◆ To be done:
Reproduce every entry in the listing without alteration.

Collection entries

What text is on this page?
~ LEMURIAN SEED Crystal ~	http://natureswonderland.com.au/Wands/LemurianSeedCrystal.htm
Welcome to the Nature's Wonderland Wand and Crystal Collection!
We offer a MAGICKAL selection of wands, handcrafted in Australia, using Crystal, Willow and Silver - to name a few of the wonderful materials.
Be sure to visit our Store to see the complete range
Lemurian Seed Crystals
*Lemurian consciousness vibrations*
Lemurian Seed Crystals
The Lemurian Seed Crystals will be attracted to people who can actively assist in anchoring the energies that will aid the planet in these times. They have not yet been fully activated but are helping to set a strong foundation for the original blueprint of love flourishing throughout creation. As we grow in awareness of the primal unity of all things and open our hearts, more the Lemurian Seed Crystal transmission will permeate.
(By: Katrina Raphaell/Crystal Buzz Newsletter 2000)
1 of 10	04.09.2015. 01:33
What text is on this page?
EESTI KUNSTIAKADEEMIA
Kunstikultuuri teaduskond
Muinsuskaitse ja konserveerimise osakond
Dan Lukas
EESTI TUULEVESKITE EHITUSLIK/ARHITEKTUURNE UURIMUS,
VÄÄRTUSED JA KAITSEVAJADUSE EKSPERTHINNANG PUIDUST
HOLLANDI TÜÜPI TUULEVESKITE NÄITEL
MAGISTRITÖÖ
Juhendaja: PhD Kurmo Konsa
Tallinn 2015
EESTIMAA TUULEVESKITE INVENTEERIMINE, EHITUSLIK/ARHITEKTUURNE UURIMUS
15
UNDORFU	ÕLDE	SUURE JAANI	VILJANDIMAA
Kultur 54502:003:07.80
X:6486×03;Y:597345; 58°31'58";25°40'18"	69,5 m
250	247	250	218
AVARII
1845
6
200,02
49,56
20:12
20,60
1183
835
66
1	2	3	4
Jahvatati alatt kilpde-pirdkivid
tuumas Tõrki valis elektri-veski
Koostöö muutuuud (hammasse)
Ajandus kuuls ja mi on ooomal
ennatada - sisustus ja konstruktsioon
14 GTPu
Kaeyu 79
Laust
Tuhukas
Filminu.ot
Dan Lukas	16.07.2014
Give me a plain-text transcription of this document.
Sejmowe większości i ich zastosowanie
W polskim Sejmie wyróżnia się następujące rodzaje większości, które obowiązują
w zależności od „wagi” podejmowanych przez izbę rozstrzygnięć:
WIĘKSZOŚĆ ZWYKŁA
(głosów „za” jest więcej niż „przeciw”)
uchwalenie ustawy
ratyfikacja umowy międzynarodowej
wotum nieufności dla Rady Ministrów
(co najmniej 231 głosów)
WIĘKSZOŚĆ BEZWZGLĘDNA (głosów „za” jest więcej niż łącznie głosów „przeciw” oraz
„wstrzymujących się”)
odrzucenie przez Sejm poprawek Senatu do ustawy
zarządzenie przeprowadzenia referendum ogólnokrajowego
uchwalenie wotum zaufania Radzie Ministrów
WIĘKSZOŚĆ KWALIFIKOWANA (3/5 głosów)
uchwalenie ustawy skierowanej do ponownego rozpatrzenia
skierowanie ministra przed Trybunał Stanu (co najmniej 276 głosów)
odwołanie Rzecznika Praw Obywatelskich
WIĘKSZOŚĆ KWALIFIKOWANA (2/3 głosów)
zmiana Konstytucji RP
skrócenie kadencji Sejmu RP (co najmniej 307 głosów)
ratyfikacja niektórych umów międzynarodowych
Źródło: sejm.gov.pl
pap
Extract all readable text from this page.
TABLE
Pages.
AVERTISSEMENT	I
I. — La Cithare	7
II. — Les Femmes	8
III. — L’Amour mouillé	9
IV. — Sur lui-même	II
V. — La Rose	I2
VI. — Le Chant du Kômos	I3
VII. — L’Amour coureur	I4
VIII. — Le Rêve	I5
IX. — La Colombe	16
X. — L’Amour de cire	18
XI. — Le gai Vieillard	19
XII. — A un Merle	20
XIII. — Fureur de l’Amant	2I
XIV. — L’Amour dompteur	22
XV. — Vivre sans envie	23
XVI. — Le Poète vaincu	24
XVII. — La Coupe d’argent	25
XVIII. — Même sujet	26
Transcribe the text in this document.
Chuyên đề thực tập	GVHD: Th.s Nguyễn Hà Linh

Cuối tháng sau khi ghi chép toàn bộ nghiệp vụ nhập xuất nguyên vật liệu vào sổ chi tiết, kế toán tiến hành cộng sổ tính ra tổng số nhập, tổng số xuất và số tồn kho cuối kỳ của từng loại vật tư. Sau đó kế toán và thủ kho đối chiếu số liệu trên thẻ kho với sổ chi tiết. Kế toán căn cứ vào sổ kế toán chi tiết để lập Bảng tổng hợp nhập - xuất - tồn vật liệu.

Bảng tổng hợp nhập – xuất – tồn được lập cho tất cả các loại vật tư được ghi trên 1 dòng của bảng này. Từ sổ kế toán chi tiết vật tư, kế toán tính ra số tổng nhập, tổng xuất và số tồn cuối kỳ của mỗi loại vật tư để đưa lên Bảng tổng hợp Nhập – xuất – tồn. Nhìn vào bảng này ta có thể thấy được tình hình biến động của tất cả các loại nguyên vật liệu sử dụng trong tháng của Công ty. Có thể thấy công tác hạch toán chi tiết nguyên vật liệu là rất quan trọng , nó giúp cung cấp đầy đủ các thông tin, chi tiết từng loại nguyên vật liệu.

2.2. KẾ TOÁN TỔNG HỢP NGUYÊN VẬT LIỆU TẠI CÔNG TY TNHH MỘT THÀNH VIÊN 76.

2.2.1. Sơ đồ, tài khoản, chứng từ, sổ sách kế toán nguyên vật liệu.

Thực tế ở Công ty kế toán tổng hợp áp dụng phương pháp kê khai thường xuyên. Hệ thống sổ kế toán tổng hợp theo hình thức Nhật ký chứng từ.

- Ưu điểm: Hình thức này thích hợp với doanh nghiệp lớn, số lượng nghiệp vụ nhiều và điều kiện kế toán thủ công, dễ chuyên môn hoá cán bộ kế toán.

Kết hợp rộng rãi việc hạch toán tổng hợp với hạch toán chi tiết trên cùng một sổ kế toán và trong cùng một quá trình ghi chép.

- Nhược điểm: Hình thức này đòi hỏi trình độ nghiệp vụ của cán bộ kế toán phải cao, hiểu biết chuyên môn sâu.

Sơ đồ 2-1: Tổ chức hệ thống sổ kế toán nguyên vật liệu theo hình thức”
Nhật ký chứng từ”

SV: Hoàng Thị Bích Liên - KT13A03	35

◆ Result for this exercise:
What text is on this page?
~ LEMURIAN SEED Crystal ~	http://natureswonderland.com.au/Wands/LemurianSeedCrystal.htm
Welcome to the Nature's Wonderland Wand and Crystal Collection!
We offer a MAGICKAL selection of wands, handcrafted in Australia, using Crystal, Willow and Silver - to name a few of the wonderful materials.
Be sure to visit our Store to see the complete range
Lemurian Seed Crystals
*Lemurian consciousness vibrations*
Lemurian Seed Crystals
The Lemurian Seed Crystals will be attracted to people who can actively assist in anchoring the energies that will aid the planet in these times. They have not yet been fully activated but are helping to set a strong foundation for the original blueprint of love flourishing throughout creation. As we grow in awareness of the primal unity of all things and open our hearts, more the Lemurian Seed Crystal transmission will permeate.
(By: Katrina Raphaell/Crystal Buzz Newsletter 2000)
1 of 10	04.09.2015. 01:33
What text is on this page?
EESTI KUNSTIAKADEEMIA
Kunstikultuuri teaduskond
Muinsuskaitse ja konserveerimise osakond
Dan Lukas
EESTI TUULEVESKITE EHITUSLIK/ARHITEKTUURNE UURIMUS,
VÄÄRTUSED JA KAITSEVAJADUSE EKSPERTHINNANG PUIDUST
HOLLANDI TÜÜPI TUULEVESKITE NÄITEL
MAGISTRITÖÖ
Juhendaja: PhD Kurmo Konsa
Tallinn 2015
EESTIMAA TUULEVESKITE INVENTEERIMINE, EHITUSLIK/ARHITEKTUURNE UURIMUS
15
UNDORFU	ÕLDE	SUURE JAANI	VILJANDIMAA
Kultur 54502:003:07.80
X:6486×03;Y:597345; 58°31'58";25°40'18"	69,5 m
250	247	250	218
AVARII
1845
6
200,02
49,56
20:12
20,60
1183
835
66
1	2	3	4
Jahvatati alatt kilpde-pirdkivid
tuumas Tõrki valis elektri-veski
Koostöö muutuuud (hammasse)
Ajandus kuuls ja mi on ooomal
ennatada - sisustus ja konstruktsioon
14 GTPu
Kaeyu 79
Laust
Tuhukas
Filminu.ot
Dan Lukas	16.07.2014
Give me a plain-text transcription of this document.
Sejmowe większości i ich zastosowanie
W polskim Sejmie wyróżnia się następujące rodzaje większości, które obowiązują
w zależności od „wagi” podejmowanych przez izbę rozstrzygnięć:
WIĘKSZOŚĆ ZWYKŁA
(głosów „za” jest więcej niż „przeciw”)
uchwalenie ustawy
ratyfikacja umowy międzynarodowej
wotum nieufności dla Rady Ministrów
(co najmniej 231 głosów)
WIĘKSZOŚĆ BEZWZGLĘDNA (głosów „za” jest więcej niż łącznie głosów „przeciw” oraz
„wstrzymujących się”)
odrzucenie przez Sejm poprawek Senatu do ustawy
zarządzenie przeprowadzenia referendum ogólnokrajowego
uchwalenie wotum zaufania Radzie Ministrów
WIĘKSZOŚĆ KWALIFIKOWANA (3/5 głosów)
uchwalenie ustawy skierowanej do ponownego rozpatrzenia
skierowanie ministra przed Trybunał Stanu (co najmniej 276 głosów)
odwołanie Rzecznika Praw Obywatelskich
WIĘKSZOŚĆ KWALIFIKOWANA (2/3 głosów)
zmiana Konstytucji RP
skrócenie kadencji Sejmu RP (co najmniej 307 głosów)
ratyfikacja niektórych umów międzynarodowych
Źródło: sejm.gov.pl
pap
Extract all readable text from this page.
TABLE
Pages.
AVERTISSEMENT	I
I. — La Cithare	7
II. — Les Femmes	8
III. — L’Amour mouillé	9
IV. — Sur lui-même	II
V. — La Rose	I2
VI. — Le Chant du Kômos	I3
VII. — L’Amour coureur	I4
VIII. — Le Rêve	I5
IX. — La Colombe	16
X. — L’Amour de cire	18
XI. — Le gai Vieillard	19
XII. — A un Merle	20
XIII. — Fureur de l’Amant	2I
XIV. — L’Amour dompteur	22
XV. — Vivre sans envie	23
XVI. — Le Poète vaincu	24
XVII. — La Coupe d’argent	25
XVIII. — Même sujet	26
Transcribe the text in this document.
Chuyên đề thực tập	GVHD: Th.s Nguyễn Hà Linh

Cuối tháng sau khi ghi chép toàn bộ nghiệp vụ nhập xuất nguyên vật liệu vào sổ chi tiết, kế toán tiến hành cộng sổ tính ra tổng số nhập, tổng số xuất và số tồn kho cuối kỳ của từng loại vật tư. Sau đó kế toán và thủ kho đối chiếu số liệu trên thẻ kho với sổ chi tiết. Kế toán căn cứ vào sổ kế toán chi tiết để lập Bảng tổng hợp nhập - xuất - tồn vật liệu.

Bảng tổng hợp nhập – xuất – tồn được lập cho tất cả các loại vật tư được ghi trên 1 dòng của bảng này. Từ sổ kế toán chi tiết vật tư, kế toán tính ra số tổng nhập, tổng xuất và số tồn cuối kỳ của mỗi loại vật tư để đưa lên Bảng tổng hợp Nhập – xuất – tồn. Nhìn vào bảng này ta có thể thấy được tình hình biến động của tất cả các loại nguyên vật liệu sử dụng trong tháng của Công ty. Có thể thấy công tác hạch toán chi tiết nguyên vật liệu là rất quan trọng , nó giúp cung cấp đầy đủ các thông tin, chi tiết từng loại nguyên vật liệu.

2.2. KẾ TOÁN TỔNG HỢP NGUYÊN VẬT LIỆU TẠI CÔNG TY TNHH MỘT THÀNH VIÊN 76.

2.2.1. Sơ đồ, tài khoản, chứng từ, sổ sách kế toán nguyên vật liệu.

Thực tế ở Công ty kế toán tổng hợp áp dụng phương pháp kê khai thường xuyên. Hệ thống sổ kế toán tổng hợp theo hình thức Nhật ký chứng từ.

- Ưu điểm: Hình thức này thích hợp với doanh nghiệp lớn, số lượng nghiệp vụ nhiều và điều kiện kế toán thủ công, dễ chuyên môn hoá cán bộ kế toán.

Kết hợp rộng rãi việc hạch toán tổng hợp với hạch toán chi tiết trên cùng một sổ kế toán và trong cùng một quá trình ghi chép.

- Nhược điểm: Hình thức này đòi hỏi trình độ nghiệp vụ của cán bộ kế toán phải cao, hiểu biết chuyên môn sâu.

Sơ đồ 2-1: Tổ chức hệ thống sổ kế toán nguyên vật liệu theo hình thức”
Nhật ký chứng từ”

SV: Hoàng Thị Bích Liên - KT13A03	35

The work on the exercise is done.